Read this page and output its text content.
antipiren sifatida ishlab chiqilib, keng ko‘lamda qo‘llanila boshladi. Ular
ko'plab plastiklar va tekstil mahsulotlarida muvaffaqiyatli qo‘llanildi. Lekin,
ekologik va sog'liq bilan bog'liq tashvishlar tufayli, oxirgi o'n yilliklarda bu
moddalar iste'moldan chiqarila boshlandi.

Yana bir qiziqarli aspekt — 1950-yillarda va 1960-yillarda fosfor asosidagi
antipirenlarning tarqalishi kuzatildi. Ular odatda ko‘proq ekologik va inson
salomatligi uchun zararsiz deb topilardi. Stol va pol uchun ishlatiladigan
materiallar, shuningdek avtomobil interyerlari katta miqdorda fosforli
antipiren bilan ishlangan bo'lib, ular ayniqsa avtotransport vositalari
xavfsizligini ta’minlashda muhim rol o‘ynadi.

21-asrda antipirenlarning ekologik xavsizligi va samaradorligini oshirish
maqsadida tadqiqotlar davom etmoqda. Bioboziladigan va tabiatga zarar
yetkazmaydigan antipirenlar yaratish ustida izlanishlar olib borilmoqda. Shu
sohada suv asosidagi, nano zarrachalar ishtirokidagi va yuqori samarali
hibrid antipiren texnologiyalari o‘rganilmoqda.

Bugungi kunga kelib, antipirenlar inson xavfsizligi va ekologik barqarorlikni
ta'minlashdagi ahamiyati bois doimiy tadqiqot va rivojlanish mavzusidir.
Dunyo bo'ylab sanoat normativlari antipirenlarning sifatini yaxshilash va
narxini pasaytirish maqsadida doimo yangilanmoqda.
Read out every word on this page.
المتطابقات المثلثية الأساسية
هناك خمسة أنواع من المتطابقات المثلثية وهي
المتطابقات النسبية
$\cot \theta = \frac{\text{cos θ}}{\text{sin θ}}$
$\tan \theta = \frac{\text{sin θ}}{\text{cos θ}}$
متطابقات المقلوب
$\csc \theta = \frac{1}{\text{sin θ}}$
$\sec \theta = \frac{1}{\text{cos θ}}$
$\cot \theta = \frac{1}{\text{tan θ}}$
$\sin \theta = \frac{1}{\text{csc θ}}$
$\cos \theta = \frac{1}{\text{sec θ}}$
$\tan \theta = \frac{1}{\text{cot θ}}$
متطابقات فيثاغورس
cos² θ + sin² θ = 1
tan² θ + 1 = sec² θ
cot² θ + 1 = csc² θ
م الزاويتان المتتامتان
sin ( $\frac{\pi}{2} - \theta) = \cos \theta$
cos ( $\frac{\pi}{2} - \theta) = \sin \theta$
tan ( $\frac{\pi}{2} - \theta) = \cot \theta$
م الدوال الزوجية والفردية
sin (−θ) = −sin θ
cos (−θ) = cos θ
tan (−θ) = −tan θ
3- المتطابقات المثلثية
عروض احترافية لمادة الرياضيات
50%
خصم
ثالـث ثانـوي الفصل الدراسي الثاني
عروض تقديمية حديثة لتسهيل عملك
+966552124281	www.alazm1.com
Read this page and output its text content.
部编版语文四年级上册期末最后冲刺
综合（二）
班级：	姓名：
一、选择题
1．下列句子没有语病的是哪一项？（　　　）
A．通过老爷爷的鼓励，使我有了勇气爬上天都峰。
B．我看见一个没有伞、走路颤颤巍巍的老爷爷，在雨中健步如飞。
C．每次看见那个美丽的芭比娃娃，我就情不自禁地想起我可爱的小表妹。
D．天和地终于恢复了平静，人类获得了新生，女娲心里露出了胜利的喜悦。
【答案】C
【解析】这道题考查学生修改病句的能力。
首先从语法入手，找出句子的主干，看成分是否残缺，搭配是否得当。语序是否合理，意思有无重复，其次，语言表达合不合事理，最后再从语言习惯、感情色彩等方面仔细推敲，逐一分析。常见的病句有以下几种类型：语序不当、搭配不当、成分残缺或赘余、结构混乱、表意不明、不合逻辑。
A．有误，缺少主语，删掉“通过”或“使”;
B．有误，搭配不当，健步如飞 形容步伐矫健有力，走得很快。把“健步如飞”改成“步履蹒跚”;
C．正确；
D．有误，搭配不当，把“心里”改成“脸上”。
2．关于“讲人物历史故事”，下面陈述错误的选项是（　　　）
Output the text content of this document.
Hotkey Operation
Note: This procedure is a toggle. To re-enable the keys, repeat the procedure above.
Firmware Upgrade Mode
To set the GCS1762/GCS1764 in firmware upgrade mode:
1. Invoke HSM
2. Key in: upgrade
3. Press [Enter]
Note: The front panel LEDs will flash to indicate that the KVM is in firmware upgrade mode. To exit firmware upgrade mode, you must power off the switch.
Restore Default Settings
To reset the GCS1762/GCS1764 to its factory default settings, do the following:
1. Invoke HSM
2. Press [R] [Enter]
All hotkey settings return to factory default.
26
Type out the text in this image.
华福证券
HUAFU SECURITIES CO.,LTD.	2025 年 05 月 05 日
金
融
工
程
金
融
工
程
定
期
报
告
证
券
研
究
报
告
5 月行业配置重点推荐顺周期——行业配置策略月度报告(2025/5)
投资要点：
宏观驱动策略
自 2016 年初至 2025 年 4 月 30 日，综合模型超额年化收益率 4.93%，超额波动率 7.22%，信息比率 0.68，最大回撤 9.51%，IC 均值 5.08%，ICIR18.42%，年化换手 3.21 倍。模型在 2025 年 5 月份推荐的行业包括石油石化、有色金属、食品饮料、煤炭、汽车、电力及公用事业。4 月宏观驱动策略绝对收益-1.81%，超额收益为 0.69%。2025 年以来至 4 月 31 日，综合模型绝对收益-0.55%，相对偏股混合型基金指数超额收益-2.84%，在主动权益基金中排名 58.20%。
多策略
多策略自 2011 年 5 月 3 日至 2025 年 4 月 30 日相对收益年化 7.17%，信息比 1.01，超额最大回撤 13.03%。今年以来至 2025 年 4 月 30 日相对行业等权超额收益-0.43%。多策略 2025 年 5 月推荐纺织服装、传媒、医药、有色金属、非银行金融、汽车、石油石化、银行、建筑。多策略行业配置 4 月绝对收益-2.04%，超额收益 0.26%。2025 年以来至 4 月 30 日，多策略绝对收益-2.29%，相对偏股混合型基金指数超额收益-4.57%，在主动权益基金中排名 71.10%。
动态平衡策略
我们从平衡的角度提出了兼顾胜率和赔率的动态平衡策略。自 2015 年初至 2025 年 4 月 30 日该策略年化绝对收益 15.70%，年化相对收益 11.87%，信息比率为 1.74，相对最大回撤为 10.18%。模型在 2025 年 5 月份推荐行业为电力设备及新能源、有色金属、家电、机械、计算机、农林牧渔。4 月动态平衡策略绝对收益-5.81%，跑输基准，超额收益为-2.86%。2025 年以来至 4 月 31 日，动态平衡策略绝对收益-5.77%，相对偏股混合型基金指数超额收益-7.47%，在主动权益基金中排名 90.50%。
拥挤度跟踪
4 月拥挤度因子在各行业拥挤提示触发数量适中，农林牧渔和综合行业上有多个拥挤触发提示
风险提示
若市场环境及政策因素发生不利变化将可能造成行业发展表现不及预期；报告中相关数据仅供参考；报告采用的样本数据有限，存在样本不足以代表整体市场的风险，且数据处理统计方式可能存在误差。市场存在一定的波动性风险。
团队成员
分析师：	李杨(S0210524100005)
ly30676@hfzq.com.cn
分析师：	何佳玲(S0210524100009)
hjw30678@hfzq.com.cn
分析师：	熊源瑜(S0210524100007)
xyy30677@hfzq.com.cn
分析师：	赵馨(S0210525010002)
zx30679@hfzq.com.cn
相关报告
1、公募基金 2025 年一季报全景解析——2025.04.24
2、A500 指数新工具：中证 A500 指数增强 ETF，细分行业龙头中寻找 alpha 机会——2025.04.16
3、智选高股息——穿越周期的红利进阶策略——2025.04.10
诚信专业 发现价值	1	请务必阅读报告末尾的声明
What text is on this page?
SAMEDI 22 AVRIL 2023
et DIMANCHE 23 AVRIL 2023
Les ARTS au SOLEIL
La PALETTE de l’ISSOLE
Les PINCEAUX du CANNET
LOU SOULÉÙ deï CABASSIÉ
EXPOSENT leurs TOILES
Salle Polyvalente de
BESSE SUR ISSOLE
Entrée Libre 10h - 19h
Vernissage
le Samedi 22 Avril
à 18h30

-------------------------

## Exercise aim
Look through the data above. Copy every line with the string "page" in it.

## The result
Read this page and output its text content.
Read out every word on this page.
Read this page and output its text content.
What text is on this page?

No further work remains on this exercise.